[Dataset entries]
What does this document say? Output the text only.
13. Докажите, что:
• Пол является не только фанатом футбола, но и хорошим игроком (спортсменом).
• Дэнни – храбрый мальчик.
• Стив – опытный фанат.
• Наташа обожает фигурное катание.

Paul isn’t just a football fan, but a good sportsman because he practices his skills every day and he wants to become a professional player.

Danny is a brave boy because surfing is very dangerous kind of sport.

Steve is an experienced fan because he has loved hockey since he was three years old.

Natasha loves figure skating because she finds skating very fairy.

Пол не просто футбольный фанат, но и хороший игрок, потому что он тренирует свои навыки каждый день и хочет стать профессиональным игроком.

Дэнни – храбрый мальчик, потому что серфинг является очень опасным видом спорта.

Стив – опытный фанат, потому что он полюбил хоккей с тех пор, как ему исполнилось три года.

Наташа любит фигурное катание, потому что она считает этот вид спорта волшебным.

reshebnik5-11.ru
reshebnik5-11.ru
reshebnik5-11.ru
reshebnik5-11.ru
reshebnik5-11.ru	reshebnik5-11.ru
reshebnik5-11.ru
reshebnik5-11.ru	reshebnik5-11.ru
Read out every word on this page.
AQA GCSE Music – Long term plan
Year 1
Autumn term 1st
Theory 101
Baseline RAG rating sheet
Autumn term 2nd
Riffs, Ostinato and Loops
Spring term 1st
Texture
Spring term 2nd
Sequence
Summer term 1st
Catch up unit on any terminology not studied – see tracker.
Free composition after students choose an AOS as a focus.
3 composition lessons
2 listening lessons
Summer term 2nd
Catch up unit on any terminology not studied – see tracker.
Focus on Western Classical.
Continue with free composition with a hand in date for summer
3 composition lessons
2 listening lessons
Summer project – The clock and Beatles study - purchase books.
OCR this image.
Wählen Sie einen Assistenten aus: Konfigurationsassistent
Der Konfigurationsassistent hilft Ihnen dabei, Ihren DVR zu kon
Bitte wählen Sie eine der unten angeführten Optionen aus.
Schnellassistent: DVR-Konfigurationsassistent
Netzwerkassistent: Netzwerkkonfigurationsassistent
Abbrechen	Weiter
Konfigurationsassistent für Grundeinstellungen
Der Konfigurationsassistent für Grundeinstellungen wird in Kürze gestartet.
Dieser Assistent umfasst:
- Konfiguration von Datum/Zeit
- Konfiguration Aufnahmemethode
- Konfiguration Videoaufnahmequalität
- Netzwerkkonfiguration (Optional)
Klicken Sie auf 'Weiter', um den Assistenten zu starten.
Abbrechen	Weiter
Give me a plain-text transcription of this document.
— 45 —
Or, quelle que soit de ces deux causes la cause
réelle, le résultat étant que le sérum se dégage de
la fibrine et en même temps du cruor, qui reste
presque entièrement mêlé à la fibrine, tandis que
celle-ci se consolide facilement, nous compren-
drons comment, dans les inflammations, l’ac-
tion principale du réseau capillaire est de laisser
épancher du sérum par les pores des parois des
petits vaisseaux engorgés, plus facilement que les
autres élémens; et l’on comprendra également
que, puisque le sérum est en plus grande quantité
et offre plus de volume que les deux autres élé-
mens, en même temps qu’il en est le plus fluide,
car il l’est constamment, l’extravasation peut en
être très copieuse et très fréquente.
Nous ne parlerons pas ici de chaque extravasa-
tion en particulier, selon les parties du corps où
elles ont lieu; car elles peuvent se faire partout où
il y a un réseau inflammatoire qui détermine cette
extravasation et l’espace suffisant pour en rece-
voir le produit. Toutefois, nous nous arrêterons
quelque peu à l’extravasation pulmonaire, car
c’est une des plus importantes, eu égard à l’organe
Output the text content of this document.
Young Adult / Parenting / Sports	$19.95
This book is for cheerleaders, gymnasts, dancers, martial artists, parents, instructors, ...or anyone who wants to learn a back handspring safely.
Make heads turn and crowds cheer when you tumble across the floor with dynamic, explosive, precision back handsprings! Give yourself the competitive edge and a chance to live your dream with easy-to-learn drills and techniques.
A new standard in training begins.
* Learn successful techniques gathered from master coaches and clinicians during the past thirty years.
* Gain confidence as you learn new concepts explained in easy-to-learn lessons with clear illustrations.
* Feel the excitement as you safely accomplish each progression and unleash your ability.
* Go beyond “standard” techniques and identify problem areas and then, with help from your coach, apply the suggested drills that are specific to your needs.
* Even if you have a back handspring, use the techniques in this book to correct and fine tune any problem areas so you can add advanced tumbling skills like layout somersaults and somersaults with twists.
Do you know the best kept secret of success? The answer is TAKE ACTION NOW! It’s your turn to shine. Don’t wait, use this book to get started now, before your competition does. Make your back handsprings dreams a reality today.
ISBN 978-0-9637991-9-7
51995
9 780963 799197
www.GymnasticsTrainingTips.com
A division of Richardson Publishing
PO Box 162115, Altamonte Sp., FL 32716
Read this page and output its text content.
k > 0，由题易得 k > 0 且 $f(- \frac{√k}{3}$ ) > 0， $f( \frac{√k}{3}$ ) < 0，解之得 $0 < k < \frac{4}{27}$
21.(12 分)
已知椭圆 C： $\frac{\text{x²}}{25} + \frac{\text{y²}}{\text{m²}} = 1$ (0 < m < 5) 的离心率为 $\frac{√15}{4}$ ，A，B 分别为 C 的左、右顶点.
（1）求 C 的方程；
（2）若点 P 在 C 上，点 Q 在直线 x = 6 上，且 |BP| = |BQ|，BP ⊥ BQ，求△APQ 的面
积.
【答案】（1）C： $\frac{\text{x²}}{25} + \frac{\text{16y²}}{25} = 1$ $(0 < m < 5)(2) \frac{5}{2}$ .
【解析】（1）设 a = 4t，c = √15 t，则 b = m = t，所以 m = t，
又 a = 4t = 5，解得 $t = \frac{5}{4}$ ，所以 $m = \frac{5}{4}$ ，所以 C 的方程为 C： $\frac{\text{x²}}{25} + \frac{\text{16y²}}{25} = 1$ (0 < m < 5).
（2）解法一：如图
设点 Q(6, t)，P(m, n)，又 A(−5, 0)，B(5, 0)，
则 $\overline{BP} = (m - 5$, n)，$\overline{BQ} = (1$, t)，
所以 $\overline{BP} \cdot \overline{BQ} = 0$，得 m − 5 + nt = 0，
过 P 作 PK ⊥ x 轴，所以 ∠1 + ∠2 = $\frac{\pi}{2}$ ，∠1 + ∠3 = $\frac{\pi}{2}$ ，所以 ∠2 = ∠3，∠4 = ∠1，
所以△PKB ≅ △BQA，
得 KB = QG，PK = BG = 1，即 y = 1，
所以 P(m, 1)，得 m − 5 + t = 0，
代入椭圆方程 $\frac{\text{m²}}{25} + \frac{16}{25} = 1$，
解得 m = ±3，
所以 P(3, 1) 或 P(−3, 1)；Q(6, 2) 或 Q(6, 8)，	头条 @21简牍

[Aim] From the data above, copy each line that holds "réseau".

[Written response]
tion principale du réseau capillaire est de laisser
il y a un réseau inflammatoire qui détermine cette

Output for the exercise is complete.